-- Begin --

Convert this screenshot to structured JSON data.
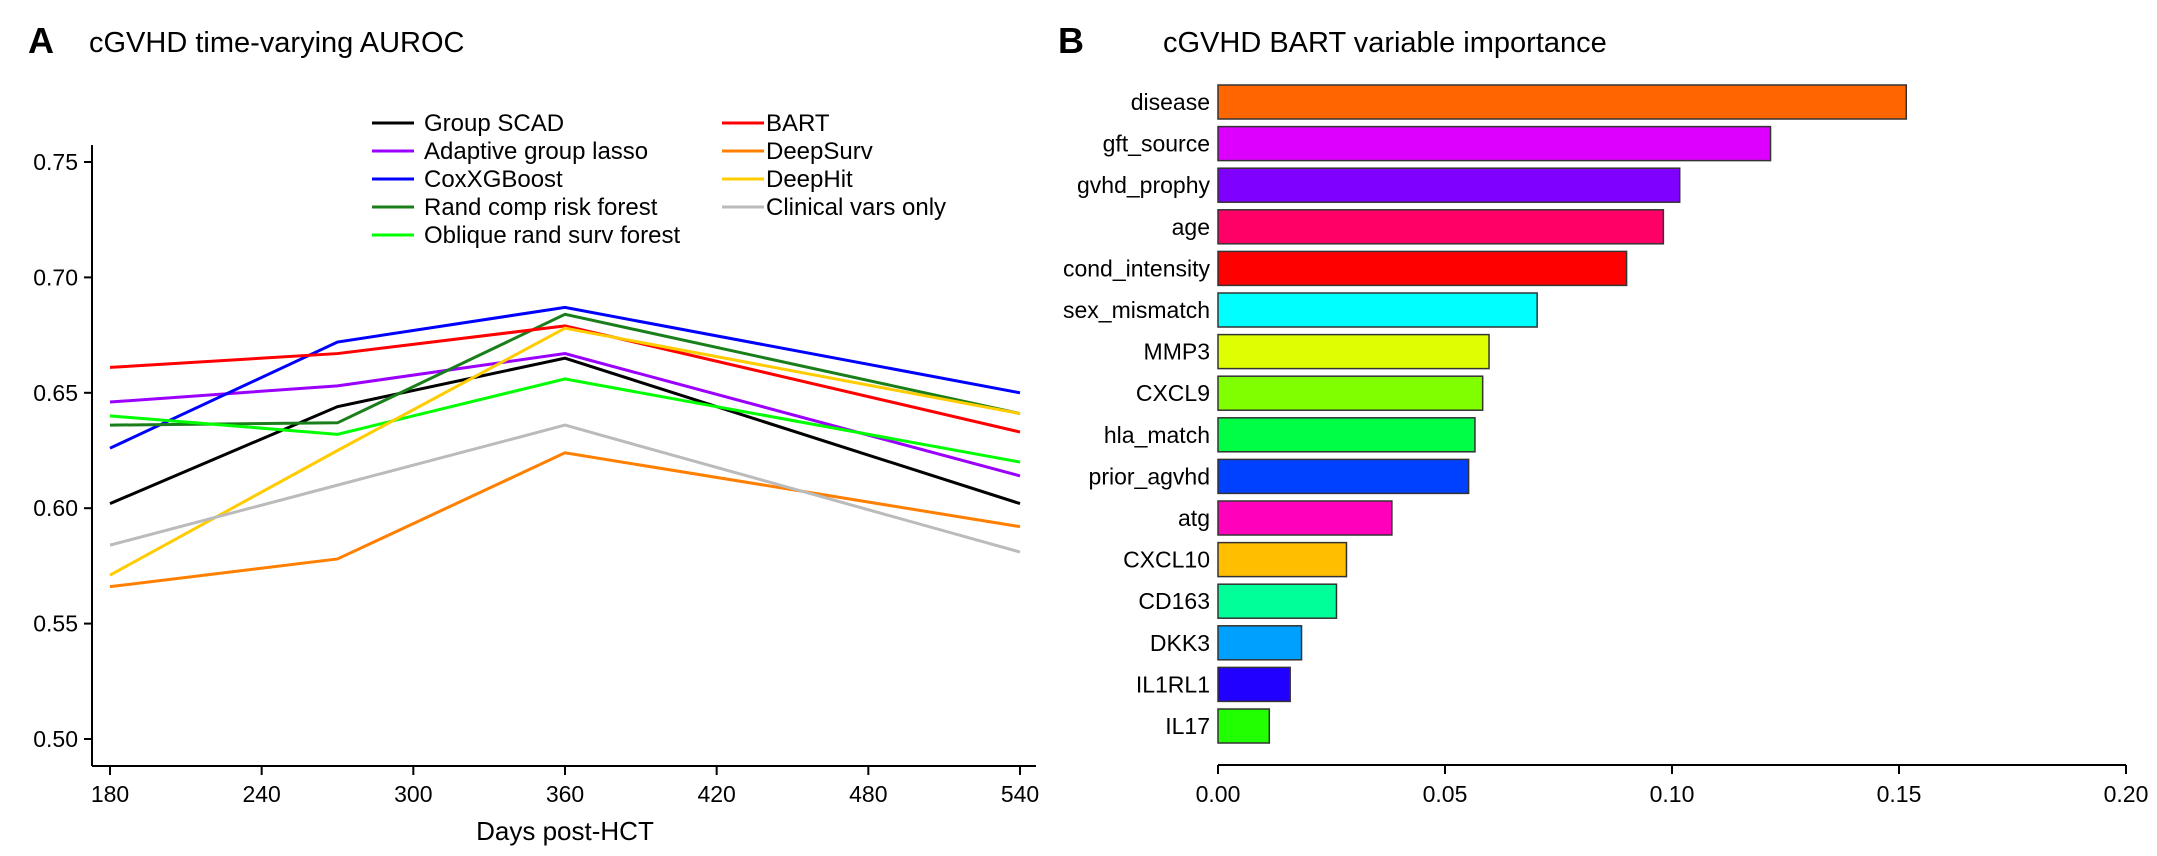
{
  "chart_data": [
    {
      "panel": "A",
      "type": "line",
      "title": "cGVHD time-varying AUROC",
      "xlabel": "Days post-HCT",
      "ylabel": "",
      "x": [
        180,
        270,
        360,
        540
      ],
      "xlim": [
        180,
        540
      ],
      "ylim": [
        0.5,
        0.75
      ],
      "xticks": [
        180,
        240,
        300,
        360,
        420,
        480,
        540
      ],
      "yticks": [
        "0.50",
        "0.55",
        "0.60",
        "0.65",
        "0.70",
        "0.75"
      ],
      "grid": false,
      "legend_placement": "top",
      "series": [
        {
          "name": "Group SCAD",
          "color": "#000000",
          "values": [
            0.602,
            0.644,
            0.665,
            0.602
          ]
        },
        {
          "name": "Adaptive group lasso",
          "color": "#9B00FF",
          "values": [
            0.646,
            0.653,
            0.667,
            0.614
          ]
        },
        {
          "name": "CoxXGBoost",
          "color": "#0000FF",
          "values": [
            0.626,
            0.672,
            0.687,
            0.65
          ]
        },
        {
          "name": "Rand comp risk forest",
          "color": "#1A7F1A",
          "values": [
            0.636,
            0.637,
            0.684,
            0.641
          ]
        },
        {
          "name": "Oblique rand surv forest",
          "color": "#00FF00",
          "values": [
            0.64,
            0.632,
            0.656,
            0.62
          ]
        },
        {
          "name": "BART",
          "color": "#FF0000",
          "values": [
            0.661,
            0.667,
            0.679,
            0.633
          ]
        },
        {
          "name": "DeepSurv",
          "color": "#FF8000",
          "values": [
            0.566,
            0.578,
            0.624,
            0.592
          ]
        },
        {
          "name": "DeepHit",
          "color": "#FFCC00",
          "values": [
            0.571,
            0.625,
            0.678,
            0.641
          ]
        },
        {
          "name": "Clinical vars only",
          "color": "#BBBBBB",
          "values": [
            0.584,
            0.61,
            0.636,
            0.581
          ]
        }
      ]
    },
    {
      "panel": "B",
      "type": "bar",
      "orientation": "horizontal",
      "title": "cGVHD BART variable importance",
      "xlabel": "",
      "ylabel": "",
      "xlim": [
        0,
        0.2
      ],
      "xticks": [
        "0.00",
        "0.05",
        "0.10",
        "0.15",
        "0.20"
      ],
      "grid": false,
      "categories": [
        "disease",
        "gft_source",
        "gvhd_prophy",
        "age",
        "cond_intensity",
        "sex_mismatch",
        "MMP3",
        "CXCL9",
        "hla_match",
        "prior_agvhd",
        "atg",
        "CXCL10",
        "CD163",
        "DKK3",
        "IL1RL1",
        "IL17"
      ],
      "values": [
        0.1516,
        0.1217,
        0.1017,
        0.0981,
        0.09,
        0.0703,
        0.0597,
        0.0583,
        0.0566,
        0.0552,
        0.0383,
        0.0283,
        0.0261,
        0.0184,
        0.0159,
        0.0113
      ],
      "colors": [
        "#FF6600",
        "#DD00FF",
        "#8000FF",
        "#FF0066",
        "#FF0000",
        "#00FFFF",
        "#DDFF00",
        "#80FF00",
        "#00FF44",
        "#0040FF",
        "#FF00BB",
        "#FFBF00",
        "#00FF99",
        "#00A0FF",
        "#2200FF",
        "#22FF00"
      ]
    }
  ]
}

-- End --

*Task statement:* Copy the whole of the material above exactly, but not its images.

*Correct result:*
Convert this screenshot to structured JSON data.
{
  "chart_data": [
    {
      "panel": "A",
      "type": "line",
      "title": "cGVHD time-varying AUROC",
      "xlabel": "Days post-HCT",
      "ylabel": "",
      "x": [
        180,
        270,
        360,
        540
      ],
      "xlim": [
        180,
        540
      ],
      "ylim": [
        0.5,
        0.75
      ],
      "xticks": [
        180,
        240,
        300,
        360,
        420,
        480,
        540
      ],
      "yticks": [
        "0.50",
        "0.55",
        "0.60",
        "0.65",
        "0.70",
        "0.75"
      ],
      "grid": false,
      "legend_placement": "top",
      "series": [
        {
          "name": "Group SCAD",
          "color": "#000000",
          "values": [
            0.602,
            0.644,
            0.665,
            0.602
          ]
        },
        {
          "name": "Adaptive group lasso",
          "color": "#9B00FF",
          "values": [
            0.646,
            0.653,
            0.667,
            0.614
          ]
        },
        {
          "name": "CoxXGBoost",
          "color": "#0000FF",
          "values": [
            0.626,
            0.672,
            0.687,
            0.65
          ]
        },
        {
          "name": "Rand comp risk forest",
          "color": "#1A7F1A",
          "values": [
            0.636,
            0.637,
            0.684,
            0.641
          ]
        },
        {
          "name": "Oblique rand surv forest",
          "color": "#00FF00",
          "values": [
            0.64,
            0.632,
            0.656,
            0.62
          ]
        },
        {
          "name": "BART",
          "color": "#FF0000",
          "values": [
            0.661,
            0.667,
            0.679,
            0.633
          ]
        },
        {
          "name": "DeepSurv",
          "color": "#FF8000",
          "values": [
            0.566,
            0.578,
            0.624,
            0.592
          ]
        },
        {
          "name": "DeepHit",
          "color": "#FFCC00",
          "values": [
            0.571,
            0.625,
            0.678,
            0.641
          ]
        },
        {
          "name": "Clinical vars only",
          "color": "#BBBBBB",
          "values": [
            0.584,
            0.61,
            0.636,
            0.581
          ]
        }
      ]
    },
    {
      "panel": "B",
      "type": "bar",
      "orientation": "horizontal",
      "title": "cGVHD BART variable importance",
      "xlabel": "",
      "ylabel": "",
      "xlim": [
        0,
        0.2
      ],
      "xticks": [
        "0.00",
        "0.05",
        "0.10",
        "0.15",
        "0.20"
      ],
      "grid": false,
      "categories": [
        "disease",
        "gft_source",
        "gvhd_prophy",
        "age",
        "cond_intensity",
        "sex_mismatch",
        "MMP3",
        "CXCL9",
        "hla_match",
        "prior_agvhd",
        "atg",
        "CXCL10",
        "CD163",
        "DKK3",
        "IL1RL1",
        "IL17"
      ],
      "values": [
        0.1516,
        0.1217,
        0.1017,
        0.0981,
        0.09,
        0.0703,
        0.0597,
        0.0583,
        0.0566,
        0.0552,
        0.0383,
        0.0283,
        0.0261,
        0.0184,
        0.0159,
        0.0113
      ],
      "colors": [
        "#FF6600",
        "#DD00FF",
        "#8000FF",
        "#FF0066",
        "#FF0000",
        "#00FFFF",
        "#DDFF00",
        "#80FF00",
        "#00FF44",
        "#0040FF",
        "#FF00BB",
        "#FFBF00",
        "#00FF99",
        "#00A0FF",
        "#2200FF",
        "#22FF00"
      ]
    }
  ]
}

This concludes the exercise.